**Task directions**
Copy out the rows below word for word, leaving out the pictures.
┏━━
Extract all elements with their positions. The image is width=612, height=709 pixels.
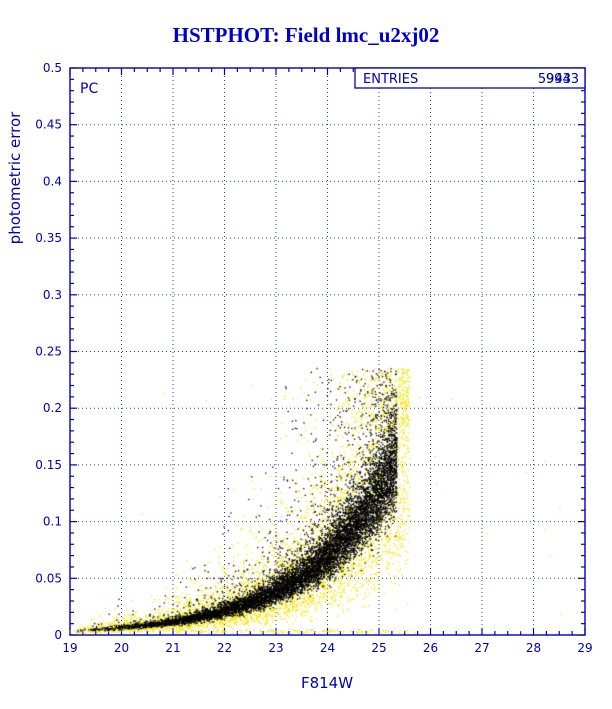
x-tick-label: 23 [268, 641, 283, 655]
y-tick-label: 0.35 [35, 231, 62, 245]
x-tick-label: 29 [577, 641, 592, 655]
y-tick-label: 0.05 [35, 571, 62, 585]
tick-layer [69, 67, 586, 636]
x-tick-label: 25 [371, 641, 386, 655]
entries-label: ENTRIES [363, 72, 418, 87]
x-axis-label: F814W [301, 674, 353, 692]
detector-label: PC [80, 81, 98, 97]
x-tick-label: 26 [423, 641, 438, 655]
entries-value-secondary: 5943 [538, 72, 571, 87]
x-tick-label: 19 [62, 641, 77, 655]
y-axis-label: photometric error [6, 111, 24, 244]
y-tick-label: 0.15 [35, 458, 62, 472]
y-tick-label: 0.5 [43, 61, 62, 75]
y-tick-label: 0.2 [43, 401, 62, 415]
y-tick-label: 0 [54, 628, 62, 642]
tick-label-layer: 19 20 21 22 23 24 25 26 27 28 29 0 0.05 0.1 0.15 0.2 0.2… [35, 61, 592, 655]
x-tick-label: 27 [474, 641, 489, 655]
x-tick-label: 28 [526, 641, 541, 655]
grid-layer [70, 68, 585, 635]
y-tick-label: 0.1 [43, 515, 62, 529]
x-tick-label: 20 [114, 641, 129, 655]
y-tick-label: 0.3 [43, 288, 62, 302]
y-tick-label: 0.45 [35, 118, 62, 132]
x-tick-label: 22 [217, 641, 232, 655]
y-tick-label: 0.4 [43, 174, 62, 188]
plot-frame [69, 67, 586, 636]
x-tick-label: 21 [165, 641, 180, 655]
x-tick-label: 24 [320, 641, 335, 655]
y-tick-label: 0.25 [35, 345, 62, 359]
plot-title: HSTPHOT: Field lmc_u2xj02 [173, 23, 440, 47]
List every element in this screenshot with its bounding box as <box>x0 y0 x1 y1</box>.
┗━━
**Response to this exercise**
Extract all elements with their positions. The image is width=612, height=709 pixels.
x-tick-label: 23 [268, 641, 283, 655]
y-tick-label: 0.35 [35, 231, 62, 245]
x-tick-label: 29 [577, 641, 592, 655]
y-tick-label: 0.05 [35, 571, 62, 585]
tick-layer [69, 67, 586, 636]
x-tick-label: 25 [371, 641, 386, 655]
entries-label: ENTRIES [363, 72, 418, 87]
x-axis-label: F814W [301, 674, 353, 692]
detector-label: PC [80, 81, 98, 97]
x-tick-label: 26 [423, 641, 438, 655]
entries-value-secondary: 5943 [538, 72, 571, 87]
x-tick-label: 19 [62, 641, 77, 655]
y-axis-label: photometric error [6, 111, 24, 244]
y-tick-label: 0.15 [35, 458, 62, 472]
y-tick-label: 0.5 [43, 61, 62, 75]
y-tick-label: 0.2 [43, 401, 62, 415]
y-tick-label: 0 [54, 628, 62, 642]
tick-label-layer: 19 20 21 22 23 24 25 26 27 28 29 0 0.05 0.1 0.15 0.2 0.2… [35, 61, 592, 655]
x-tick-label: 27 [474, 641, 489, 655]
x-tick-label: 28 [526, 641, 541, 655]
grid-layer [70, 68, 585, 635]
y-tick-label: 0.1 [43, 515, 62, 529]
x-tick-label: 20 [114, 641, 129, 655]
y-tick-label: 0.3 [43, 288, 62, 302]
y-tick-label: 0.45 [35, 118, 62, 132]
x-tick-label: 22 [217, 641, 232, 655]
y-tick-label: 0.4 [43, 174, 62, 188]
plot-frame [69, 67, 586, 636]
x-tick-label: 21 [165, 641, 180, 655]
x-tick-label: 24 [320, 641, 335, 655]
y-tick-label: 0.25 [35, 345, 62, 359]
plot-title: HSTPHOT: Field lmc_u2xj02 [173, 23, 440, 47]
List every element in this screenshot with its bounding box as <box>x0 y0 x1 y1</box>.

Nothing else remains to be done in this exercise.